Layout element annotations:
┌──

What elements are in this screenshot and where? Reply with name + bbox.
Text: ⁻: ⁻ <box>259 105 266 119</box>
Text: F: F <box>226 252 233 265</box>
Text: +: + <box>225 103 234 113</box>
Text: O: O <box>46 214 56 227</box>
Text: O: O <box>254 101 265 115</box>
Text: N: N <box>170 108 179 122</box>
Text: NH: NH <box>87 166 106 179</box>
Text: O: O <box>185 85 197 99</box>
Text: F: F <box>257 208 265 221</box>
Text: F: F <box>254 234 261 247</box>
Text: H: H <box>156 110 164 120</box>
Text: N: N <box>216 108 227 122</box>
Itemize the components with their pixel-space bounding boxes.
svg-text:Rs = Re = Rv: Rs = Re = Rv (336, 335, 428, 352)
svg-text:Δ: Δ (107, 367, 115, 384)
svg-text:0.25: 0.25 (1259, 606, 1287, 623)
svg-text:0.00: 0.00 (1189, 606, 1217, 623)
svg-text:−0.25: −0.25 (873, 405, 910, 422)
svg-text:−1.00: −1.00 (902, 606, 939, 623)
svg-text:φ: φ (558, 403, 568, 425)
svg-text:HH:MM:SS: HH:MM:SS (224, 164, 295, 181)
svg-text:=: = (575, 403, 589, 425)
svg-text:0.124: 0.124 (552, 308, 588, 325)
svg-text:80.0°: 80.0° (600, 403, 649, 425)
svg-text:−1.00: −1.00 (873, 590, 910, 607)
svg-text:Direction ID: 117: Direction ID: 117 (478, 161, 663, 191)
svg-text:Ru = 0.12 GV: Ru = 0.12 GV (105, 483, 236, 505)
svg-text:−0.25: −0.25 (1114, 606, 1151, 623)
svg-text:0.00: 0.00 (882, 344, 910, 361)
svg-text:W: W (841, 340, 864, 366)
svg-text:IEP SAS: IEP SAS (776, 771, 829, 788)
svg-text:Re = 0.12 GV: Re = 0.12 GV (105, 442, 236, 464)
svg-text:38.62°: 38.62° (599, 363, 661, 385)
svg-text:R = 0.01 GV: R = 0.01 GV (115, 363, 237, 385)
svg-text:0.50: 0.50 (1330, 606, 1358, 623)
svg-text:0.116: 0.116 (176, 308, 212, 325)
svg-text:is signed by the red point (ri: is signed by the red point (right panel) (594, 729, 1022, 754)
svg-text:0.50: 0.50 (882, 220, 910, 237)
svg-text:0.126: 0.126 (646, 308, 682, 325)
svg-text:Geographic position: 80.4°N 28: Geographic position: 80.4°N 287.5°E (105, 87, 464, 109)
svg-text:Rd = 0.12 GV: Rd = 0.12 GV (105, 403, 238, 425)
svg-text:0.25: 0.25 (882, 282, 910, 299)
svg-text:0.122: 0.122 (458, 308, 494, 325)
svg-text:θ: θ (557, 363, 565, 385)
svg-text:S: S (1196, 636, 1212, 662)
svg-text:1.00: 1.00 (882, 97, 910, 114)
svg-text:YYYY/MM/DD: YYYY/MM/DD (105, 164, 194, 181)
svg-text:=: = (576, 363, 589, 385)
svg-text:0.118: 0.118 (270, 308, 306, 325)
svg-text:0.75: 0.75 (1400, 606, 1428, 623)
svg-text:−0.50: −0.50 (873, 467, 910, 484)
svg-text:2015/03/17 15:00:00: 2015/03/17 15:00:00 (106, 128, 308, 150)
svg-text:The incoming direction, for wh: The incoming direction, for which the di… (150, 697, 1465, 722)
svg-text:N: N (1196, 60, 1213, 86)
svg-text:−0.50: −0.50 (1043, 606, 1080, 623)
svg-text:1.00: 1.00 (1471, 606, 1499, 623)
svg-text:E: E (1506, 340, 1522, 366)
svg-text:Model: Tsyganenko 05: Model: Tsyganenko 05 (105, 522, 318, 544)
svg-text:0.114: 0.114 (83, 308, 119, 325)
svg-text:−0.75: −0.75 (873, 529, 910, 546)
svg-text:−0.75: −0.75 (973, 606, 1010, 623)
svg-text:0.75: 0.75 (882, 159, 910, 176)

└──

Requirement:
Copy the items word for word, starting from the very beginning and ending with the line that contains "Text: N: N <box>216 108 227 122</box>", with that line included.

Answer:
What elements are in this screenshot and where? Reply with name + bbox.
Text: ⁻: ⁻ <box>259 105 266 119</box>
Text: F: F <box>226 252 233 265</box>
Text: +: + <box>225 103 234 113</box>
Text: O: O <box>46 214 56 227</box>
Text: O: O <box>254 101 265 115</box>
Text: N: N <box>170 108 179 122</box>
Text: NH: NH <box>87 166 106 179</box>
Text: O: O <box>185 85 197 99</box>
Text: F: F <box>257 208 265 221</box>
Text: F: F <box>254 234 261 247</box>
Text: H: H <box>156 110 164 120</box>
Text: N: N <box>216 108 227 122</box>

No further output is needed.